> [GIVEN DATA]:
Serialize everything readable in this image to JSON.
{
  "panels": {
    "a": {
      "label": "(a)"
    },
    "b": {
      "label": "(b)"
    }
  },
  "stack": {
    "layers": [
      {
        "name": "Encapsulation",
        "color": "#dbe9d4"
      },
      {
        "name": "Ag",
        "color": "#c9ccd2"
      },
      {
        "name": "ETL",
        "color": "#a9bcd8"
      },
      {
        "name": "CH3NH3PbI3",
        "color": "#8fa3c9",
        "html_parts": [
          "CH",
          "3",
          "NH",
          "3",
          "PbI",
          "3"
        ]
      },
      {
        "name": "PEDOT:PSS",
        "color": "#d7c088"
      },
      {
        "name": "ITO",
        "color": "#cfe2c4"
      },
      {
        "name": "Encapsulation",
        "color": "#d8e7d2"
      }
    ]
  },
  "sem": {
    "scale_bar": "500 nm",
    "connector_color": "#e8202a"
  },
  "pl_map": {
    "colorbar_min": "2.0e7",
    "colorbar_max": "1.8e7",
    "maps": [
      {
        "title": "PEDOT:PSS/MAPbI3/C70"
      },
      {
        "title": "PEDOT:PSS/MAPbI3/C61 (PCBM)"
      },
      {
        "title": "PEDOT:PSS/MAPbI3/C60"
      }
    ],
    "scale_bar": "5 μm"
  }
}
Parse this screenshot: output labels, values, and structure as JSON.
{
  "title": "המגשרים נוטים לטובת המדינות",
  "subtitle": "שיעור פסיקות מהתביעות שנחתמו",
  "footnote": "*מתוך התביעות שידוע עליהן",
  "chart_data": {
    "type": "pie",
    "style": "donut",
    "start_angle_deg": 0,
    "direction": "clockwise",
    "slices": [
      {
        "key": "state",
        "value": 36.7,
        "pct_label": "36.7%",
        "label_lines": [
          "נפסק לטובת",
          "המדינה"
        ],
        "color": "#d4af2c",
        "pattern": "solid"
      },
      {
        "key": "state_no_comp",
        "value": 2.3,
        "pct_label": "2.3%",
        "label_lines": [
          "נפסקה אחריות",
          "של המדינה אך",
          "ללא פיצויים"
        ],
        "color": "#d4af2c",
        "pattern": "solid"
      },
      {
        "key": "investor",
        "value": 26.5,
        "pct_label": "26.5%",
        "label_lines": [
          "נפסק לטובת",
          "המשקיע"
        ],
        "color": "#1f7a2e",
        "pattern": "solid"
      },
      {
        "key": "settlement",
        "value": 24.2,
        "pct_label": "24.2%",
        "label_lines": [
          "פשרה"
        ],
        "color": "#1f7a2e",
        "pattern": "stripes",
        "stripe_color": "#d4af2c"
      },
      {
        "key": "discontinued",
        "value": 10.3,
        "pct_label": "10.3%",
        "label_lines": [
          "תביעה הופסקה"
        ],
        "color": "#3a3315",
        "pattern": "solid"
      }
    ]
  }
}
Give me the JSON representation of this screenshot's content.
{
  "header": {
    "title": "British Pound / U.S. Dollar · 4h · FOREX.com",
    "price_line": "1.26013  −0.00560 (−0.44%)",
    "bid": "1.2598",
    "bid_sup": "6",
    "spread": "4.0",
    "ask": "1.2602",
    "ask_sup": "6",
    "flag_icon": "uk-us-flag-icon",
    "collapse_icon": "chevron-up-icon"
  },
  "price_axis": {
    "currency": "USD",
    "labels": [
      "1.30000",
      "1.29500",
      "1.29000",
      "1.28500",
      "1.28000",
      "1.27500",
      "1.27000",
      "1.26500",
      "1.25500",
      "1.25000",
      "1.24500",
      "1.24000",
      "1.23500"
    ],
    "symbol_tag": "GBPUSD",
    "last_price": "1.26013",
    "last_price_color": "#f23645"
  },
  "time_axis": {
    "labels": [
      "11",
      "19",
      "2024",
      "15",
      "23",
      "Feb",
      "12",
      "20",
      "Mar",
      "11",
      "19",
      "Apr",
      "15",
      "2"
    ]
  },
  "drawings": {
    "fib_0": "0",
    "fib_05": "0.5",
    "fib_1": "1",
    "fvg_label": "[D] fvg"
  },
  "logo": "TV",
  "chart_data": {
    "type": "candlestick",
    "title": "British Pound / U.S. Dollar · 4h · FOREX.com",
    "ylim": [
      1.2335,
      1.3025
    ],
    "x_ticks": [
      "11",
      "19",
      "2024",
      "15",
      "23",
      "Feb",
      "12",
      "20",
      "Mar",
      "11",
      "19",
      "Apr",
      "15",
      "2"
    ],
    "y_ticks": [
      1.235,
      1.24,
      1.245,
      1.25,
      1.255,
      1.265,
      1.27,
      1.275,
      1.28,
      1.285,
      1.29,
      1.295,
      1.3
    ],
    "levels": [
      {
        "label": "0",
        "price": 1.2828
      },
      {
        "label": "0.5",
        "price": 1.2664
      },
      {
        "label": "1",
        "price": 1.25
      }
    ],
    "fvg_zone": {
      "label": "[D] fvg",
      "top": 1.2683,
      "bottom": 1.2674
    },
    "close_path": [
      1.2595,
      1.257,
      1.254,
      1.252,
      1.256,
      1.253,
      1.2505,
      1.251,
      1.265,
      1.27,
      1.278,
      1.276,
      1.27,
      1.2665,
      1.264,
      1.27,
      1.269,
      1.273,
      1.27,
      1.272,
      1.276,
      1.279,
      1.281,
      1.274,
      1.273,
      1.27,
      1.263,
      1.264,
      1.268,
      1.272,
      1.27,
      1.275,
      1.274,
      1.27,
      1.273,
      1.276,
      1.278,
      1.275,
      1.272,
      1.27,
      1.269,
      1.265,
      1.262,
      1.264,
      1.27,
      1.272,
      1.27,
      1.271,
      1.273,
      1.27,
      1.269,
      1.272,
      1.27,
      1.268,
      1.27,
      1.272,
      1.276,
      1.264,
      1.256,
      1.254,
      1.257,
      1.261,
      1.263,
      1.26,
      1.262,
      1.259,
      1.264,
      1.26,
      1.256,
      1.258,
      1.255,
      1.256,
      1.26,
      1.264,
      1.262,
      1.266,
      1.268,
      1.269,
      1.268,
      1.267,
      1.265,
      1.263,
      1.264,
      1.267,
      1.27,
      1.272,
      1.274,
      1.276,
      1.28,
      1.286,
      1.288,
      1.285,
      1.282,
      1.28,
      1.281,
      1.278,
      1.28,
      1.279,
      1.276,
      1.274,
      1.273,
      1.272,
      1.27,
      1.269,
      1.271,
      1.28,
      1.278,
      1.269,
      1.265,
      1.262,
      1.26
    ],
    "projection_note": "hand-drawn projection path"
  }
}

> [WRITTEN EXERCISE]:
Output the records verbatim, from the first line to the last.

> [COMPLETED TASK]:
Serialize everything readable in this image to JSON.
{
  "panels": {
    "a": {
      "label": "(a)"
    },
    "b": {
      "label": "(b)"
    }
  },
  "stack": {
    "layers": [
      {
        "name": "Encapsulation",
        "color": "#dbe9d4"
      },
      {
        "name": "Ag",
        "color": "#c9ccd2"
      },
      {
        "name": "ETL",
        "color": "#a9bcd8"
      },
      {
        "name": "CH3NH3PbI3",
        "color": "#8fa3c9",
        "html_parts": [
          "CH",
          "3",
          "NH",
          "3",
          "PbI",
          "3"
        ]
      },
      {
        "name": "PEDOT:PSS",
        "color": "#d7c088"
      },
      {
        "name": "ITO",
        "color": "#cfe2c4"
      },
      {
        "name": "Encapsulation",
        "color": "#d8e7d2"
      }
    ]
  },
  "sem": {
    "scale_bar": "500 nm",
    "connector_color": "#e8202a"
  },
  "pl_map": {
    "colorbar_min": "2.0e7",
    "colorbar_max": "1.8e7",
    "maps": [
      {
        "title": "PEDOT:PSS/MAPbI3/C70"
      },
      {
        "title": "PEDOT:PSS/MAPbI3/C61 (PCBM)"
      },
      {
        "title": "PEDOT:PSS/MAPbI3/C60"
      }
    ],
    "scale_bar": "5 μm"
  }
}
Parse this screenshot: output labels, values, and structure as JSON.
{
  "title": "המגשרים נוטים לטובת המדינות",
  "subtitle": "שיעור פסיקות מהתביעות שנחתמו",
  "footnote": "*מתוך התביעות שידוע עליהן",
  "chart_data": {
    "type": "pie",
    "style": "donut",
    "start_angle_deg": 0,
    "direction": "clockwise",
    "slices": [
      {
        "key": "state",
        "value": 36.7,
        "pct_label": "36.7%",
        "label_lines": [
          "נפסק לטובת",
          "המדינה"
        ],
        "color": "#d4af2c",
        "pattern": "solid"
      },
      {
        "key": "state_no_comp",
        "value": 2.3,
        "pct_label": "2.3%",
        "label_lines": [
          "נפסקה אחריות",
          "של המדינה אך",
          "ללא פיצויים"
        ],
        "color": "#d4af2c",
        "pattern": "solid"
      },
      {
        "key": "investor",
        "value": 26.5,
        "pct_label": "26.5%",
        "label_lines": [
          "נפסק לטובת",
          "המשקיע"
        ],
        "color": "#1f7a2e",
        "pattern": "solid"
      },
      {
        "key": "settlement",
        "value": 24.2,
        "pct_label": "24.2%",
        "label_lines": [
          "פשרה"
        ],
        "color": "#1f7a2e",
        "pattern": "stripes",
        "stripe_color": "#d4af2c"
      },
      {
        "key": "discontinued",
        "value": 10.3,
        "pct_label": "10.3%",
        "label_lines": [
          "תביעה הופסקה"
        ],
        "color": "#3a3315",
        "pattern": "solid"
      }
    ]
  }
}
Give me the JSON representation of this screenshot's content.
{
  "header": {
    "title": "British Pound / U.S. Dollar · 4h · FOREX.com",
    "price_line": "1.26013  −0.00560 (−0.44%)",
    "bid": "1.2598",
    "bid_sup": "6",
    "spread": "4.0",
    "ask": "1.2602",
    "ask_sup": "6",
    "flag_icon": "uk-us-flag-icon",
    "collapse_icon": "chevron-up-icon"
  },
  "price_axis": {
    "currency": "USD",
    "labels": [
      "1.30000",
      "1.29500",
      "1.29000",
      "1.28500",
      "1.28000",
      "1.27500",
      "1.27000",
      "1.26500",
      "1.25500",
      "1.25000",
      "1.24500",
      "1.24000",
      "1.23500"
    ],
    "symbol_tag": "GBPUSD",
    "last_price": "1.26013",
    "last_price_color": "#f23645"
  },
  "time_axis": {
    "labels": [
      "11",
      "19",
      "2024",
      "15",
      "23",
      "Feb",
      "12",
      "20",
      "Mar",
      "11",
      "19",
      "Apr",
      "15",
      "2"
    ]
  },
  "drawings": {
    "fib_0": "0",
    "fib_05": "0.5",
    "fib_1": "1",
    "fvg_label": "[D] fvg"
  },
  "logo": "TV",
  "chart_data": {
    "type": "candlestick",
    "title": "British Pound / U.S. Dollar · 4h · FOREX.com",
    "ylim": [
      1.2335,
      1.3025
    ],
    "x_ticks": [
      "11",
      "19",
      "2024",
      "15",
      "23",
      "Feb",
      "12",
      "20",
      "Mar",
      "11",
      "19",
      "Apr",
      "15",
      "2"
    ],
    "y_ticks": [
      1.235,
      1.24,
      1.245,
      1.25,
      1.255,
      1.265,
      1.27,
      1.275,
      1.28,
      1.285,
      1.29,
      1.295,
      1.3
    ],
    "levels": [
      {
        "label": "0",
        "price": 1.2828
      },
      {
        "label": "0.5",
        "price": 1.2664
      },
      {
        "label": "1",
        "price": 1.25
      }
    ],
    "fvg_zone": {
      "label": "[D] fvg",
      "top": 1.2683,
      "bottom": 1.2674
    },
    "close_path": [
      1.2595,
      1.257,
      1.254,
      1.252,
      1.256,
      1.253,
      1.2505,
      1.251,
      1.265,
      1.27,
      1.278,
      1.276,
      1.27,
      1.2665,
      1.264,
      1.27,
      1.269,
      1.273,
      1.27,
      1.272,
      1.276,
      1.279,
      1.281,
      1.274,
      1.273,
      1.27,
      1.263,
      1.264,
      1.268,
      1.272,
      1.27,
      1.275,
      1.274,
      1.27,
      1.273,
      1.276,
      1.278,
      1.275,
      1.272,
      1.27,
      1.269,
      1.265,
      1.262,
      1.264,
      1.27,
      1.272,
      1.27,
      1.271,
      1.273,
      1.27,
      1.269,
      1.272,
      1.27,
      1.268,
      1.27,
      1.272,
      1.276,
      1.264,
      1.256,
      1.254,
      1.257,
      1.261,
      1.263,
      1.26,
      1.262,
      1.259,
      1.264,
      1.26,
      1.256,
      1.258,
      1.255,
      1.256,
      1.26,
      1.264,
      1.262,
      1.266,
      1.268,
      1.269,
      1.268,
      1.267,
      1.265,
      1.263,
      1.264,
      1.267,
      1.27,
      1.272,
      1.274,
      1.276,
      1.28,
      1.286,
      1.288,
      1.285,
      1.282,
      1.28,
      1.281,
      1.278,
      1.28,
      1.279,
      1.276,
      1.274,
      1.273,
      1.272,
      1.27,
      1.269,
      1.271,
      1.28,
      1.278,
      1.269,
      1.265,
      1.262,
      1.26
    ],
    "projection_note": "hand-drawn projection path"
  }
}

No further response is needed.